Goal:
Extract the records in full, leaving every picture out.

Stored entries
========

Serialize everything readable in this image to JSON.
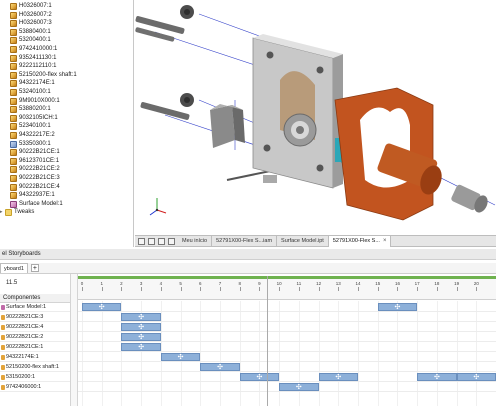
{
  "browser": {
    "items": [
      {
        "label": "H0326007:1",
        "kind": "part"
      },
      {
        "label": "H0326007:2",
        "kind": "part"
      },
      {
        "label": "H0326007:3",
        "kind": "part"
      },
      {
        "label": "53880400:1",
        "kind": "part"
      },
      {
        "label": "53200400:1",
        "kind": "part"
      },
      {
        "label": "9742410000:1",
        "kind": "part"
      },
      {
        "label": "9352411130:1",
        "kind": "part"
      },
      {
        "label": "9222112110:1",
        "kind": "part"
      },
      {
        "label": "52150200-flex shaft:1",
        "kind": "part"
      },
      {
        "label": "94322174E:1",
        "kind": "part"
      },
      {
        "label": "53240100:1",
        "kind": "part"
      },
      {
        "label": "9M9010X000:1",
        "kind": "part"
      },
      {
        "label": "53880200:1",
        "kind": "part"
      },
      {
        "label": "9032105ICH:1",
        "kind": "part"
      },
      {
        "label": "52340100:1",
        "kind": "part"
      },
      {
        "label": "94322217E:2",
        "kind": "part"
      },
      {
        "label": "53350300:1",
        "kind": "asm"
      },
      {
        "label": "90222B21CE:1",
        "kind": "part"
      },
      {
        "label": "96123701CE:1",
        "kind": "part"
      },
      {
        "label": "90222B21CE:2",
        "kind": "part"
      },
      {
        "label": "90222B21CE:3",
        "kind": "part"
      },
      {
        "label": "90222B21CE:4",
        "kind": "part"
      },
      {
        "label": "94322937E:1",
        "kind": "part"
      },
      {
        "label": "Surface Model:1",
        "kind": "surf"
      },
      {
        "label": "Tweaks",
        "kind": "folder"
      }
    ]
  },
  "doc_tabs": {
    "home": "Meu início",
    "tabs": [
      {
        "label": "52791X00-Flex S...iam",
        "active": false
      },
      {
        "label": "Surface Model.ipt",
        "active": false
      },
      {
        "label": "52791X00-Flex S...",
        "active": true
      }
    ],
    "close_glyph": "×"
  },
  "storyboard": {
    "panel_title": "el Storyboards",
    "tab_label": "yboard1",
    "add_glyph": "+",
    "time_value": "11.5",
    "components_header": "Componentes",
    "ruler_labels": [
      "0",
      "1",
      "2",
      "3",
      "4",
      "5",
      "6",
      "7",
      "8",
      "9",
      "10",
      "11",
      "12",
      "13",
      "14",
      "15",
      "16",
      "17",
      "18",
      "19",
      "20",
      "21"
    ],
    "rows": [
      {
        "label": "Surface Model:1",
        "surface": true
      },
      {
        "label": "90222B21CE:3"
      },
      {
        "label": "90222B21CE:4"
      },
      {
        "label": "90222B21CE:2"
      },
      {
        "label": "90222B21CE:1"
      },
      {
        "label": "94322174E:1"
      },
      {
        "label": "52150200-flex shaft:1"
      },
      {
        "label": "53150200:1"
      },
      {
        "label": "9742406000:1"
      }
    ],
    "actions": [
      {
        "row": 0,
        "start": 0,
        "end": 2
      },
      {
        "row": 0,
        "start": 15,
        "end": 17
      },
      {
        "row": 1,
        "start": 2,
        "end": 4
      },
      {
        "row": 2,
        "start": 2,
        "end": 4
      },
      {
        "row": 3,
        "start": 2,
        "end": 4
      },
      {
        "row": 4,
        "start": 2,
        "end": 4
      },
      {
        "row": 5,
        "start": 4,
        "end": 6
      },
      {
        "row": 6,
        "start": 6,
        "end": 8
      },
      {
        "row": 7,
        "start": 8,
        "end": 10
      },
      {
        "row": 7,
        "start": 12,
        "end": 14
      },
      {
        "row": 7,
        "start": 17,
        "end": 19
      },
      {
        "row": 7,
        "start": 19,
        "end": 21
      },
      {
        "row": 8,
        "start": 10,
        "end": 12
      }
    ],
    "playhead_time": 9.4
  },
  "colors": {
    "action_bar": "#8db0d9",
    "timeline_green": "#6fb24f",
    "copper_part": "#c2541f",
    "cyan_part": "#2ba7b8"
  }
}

========

Written solution:
Serialize everything readable in this image to JSON.
{
  "browser": {
    "items": [
      {
        "label": "H0326007:1",
        "kind": "part"
      },
      {
        "label": "H0326007:2",
        "kind": "part"
      },
      {
        "label": "H0326007:3",
        "kind": "part"
      },
      {
        "label": "53880400:1",
        "kind": "part"
      },
      {
        "label": "53200400:1",
        "kind": "part"
      },
      {
        "label": "9742410000:1",
        "kind": "part"
      },
      {
        "label": "9352411130:1",
        "kind": "part"
      },
      {
        "label": "9222112110:1",
        "kind": "part"
      },
      {
        "label": "52150200-flex shaft:1",
        "kind": "part"
      },
      {
        "label": "94322174E:1",
        "kind": "part"
      },
      {
        "label": "53240100:1",
        "kind": "part"
      },
      {
        "label": "9M9010X000:1",
        "kind": "part"
      },
      {
        "label": "53880200:1",
        "kind": "part"
      },
      {
        "label": "9032105ICH:1",
        "kind": "part"
      },
      {
        "label": "52340100:1",
        "kind": "part"
      },
      {
        "label": "94322217E:2",
        "kind": "part"
      },
      {
        "label": "53350300:1",
        "kind": "asm"
      },
      {
        "label": "90222B21CE:1",
        "kind": "part"
      },
      {
        "label": "96123701CE:1",
        "kind": "part"
      },
      {
        "label": "90222B21CE:2",
        "kind": "part"
      },
      {
        "label": "90222B21CE:3",
        "kind": "part"
      },
      {
        "label": "90222B21CE:4",
        "kind": "part"
      },
      {
        "label": "94322937E:1",
        "kind": "part"
      },
      {
        "label": "Surface Model:1",
        "kind": "surf"
      },
      {
        "label": "Tweaks",
        "kind": "folder"
      }
    ]
  },
  "doc_tabs": {
    "home": "Meu início",
    "tabs": [
      {
        "label": "52791X00-Flex S...iam",
        "active": false
      },
      {
        "label": "Surface Model.ipt",
        "active": false
      },
      {
        "label": "52791X00-Flex S...",
        "active": true
      }
    ],
    "close_glyph": "×"
  },
  "storyboard": {
    "panel_title": "el Storyboards",
    "tab_label": "yboard1",
    "add_glyph": "+",
    "time_value": "11.5",
    "components_header": "Componentes",
    "ruler_labels": [
      "0",
      "1",
      "2",
      "3",
      "4",
      "5",
      "6",
      "7",
      "8",
      "9",
      "10",
      "11",
      "12",
      "13",
      "14",
      "15",
      "16",
      "17",
      "18",
      "19",
      "20",
      "21"
    ],
    "rows": [
      {
        "label": "Surface Model:1",
        "surface": true
      },
      {
        "label": "90222B21CE:3"
      },
      {
        "label": "90222B21CE:4"
      },
      {
        "label": "90222B21CE:2"
      },
      {
        "label": "90222B21CE:1"
      },
      {
        "label": "94322174E:1"
      },
      {
        "label": "52150200-flex shaft:1"
      },
      {
        "label": "53150200:1"
      },
      {
        "label": "9742406000:1"
      }
    ],
    "actions": [
      {
        "row": 0,
        "start": 0,
        "end": 2
      },
      {
        "row": 0,
        "start": 15,
        "end": 17
      },
      {
        "row": 1,
        "start": 2,
        "end": 4
      },
      {
        "row": 2,
        "start": 2,
        "end": 4
      },
      {
        "row": 3,
        "start": 2,
        "end": 4
      },
      {
        "row": 4,
        "start": 2,
        "end": 4
      },
      {
        "row": 5,
        "start": 4,
        "end": 6
      },
      {
        "row": 6,
        "start": 6,
        "end": 8
      },
      {
        "row": 7,
        "start": 8,
        "end": 10
      },
      {
        "row": 7,
        "start": 12,
        "end": 14
      },
      {
        "row": 7,
        "start": 17,
        "end": 19
      },
      {
        "row": 7,
        "start": 19,
        "end": 21
      },
      {
        "row": 8,
        "start": 10,
        "end": 12
      }
    ],
    "playhead_time": 9.4
  },
  "colors": {
    "action_bar": "#8db0d9",
    "timeline_green": "#6fb24f",
    "copper_part": "#c2541f",
    "cyan_part": "#2ba7b8"
  }
}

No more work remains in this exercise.